| YOUR TASK |
Pull every line of the entries that has the word "collection".

| DATA |
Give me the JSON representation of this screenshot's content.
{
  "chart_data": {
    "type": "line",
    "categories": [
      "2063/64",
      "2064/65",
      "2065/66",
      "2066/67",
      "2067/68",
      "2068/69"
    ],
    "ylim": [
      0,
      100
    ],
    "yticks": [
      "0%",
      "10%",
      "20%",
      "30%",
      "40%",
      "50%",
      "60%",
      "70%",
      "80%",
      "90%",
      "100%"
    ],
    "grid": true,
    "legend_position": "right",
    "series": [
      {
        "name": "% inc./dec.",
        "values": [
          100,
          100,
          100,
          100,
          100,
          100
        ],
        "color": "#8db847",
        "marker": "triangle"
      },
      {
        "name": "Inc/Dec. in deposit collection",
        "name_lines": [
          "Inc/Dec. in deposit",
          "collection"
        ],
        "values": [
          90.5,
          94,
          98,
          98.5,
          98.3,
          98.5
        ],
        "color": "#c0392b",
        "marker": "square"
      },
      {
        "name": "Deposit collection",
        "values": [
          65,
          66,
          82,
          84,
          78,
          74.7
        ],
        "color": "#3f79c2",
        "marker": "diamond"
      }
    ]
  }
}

| COMPLETED EXERCISE |
        "name": "Inc/Dec. in deposit collection",
          "collection"
        "name": "Deposit collection",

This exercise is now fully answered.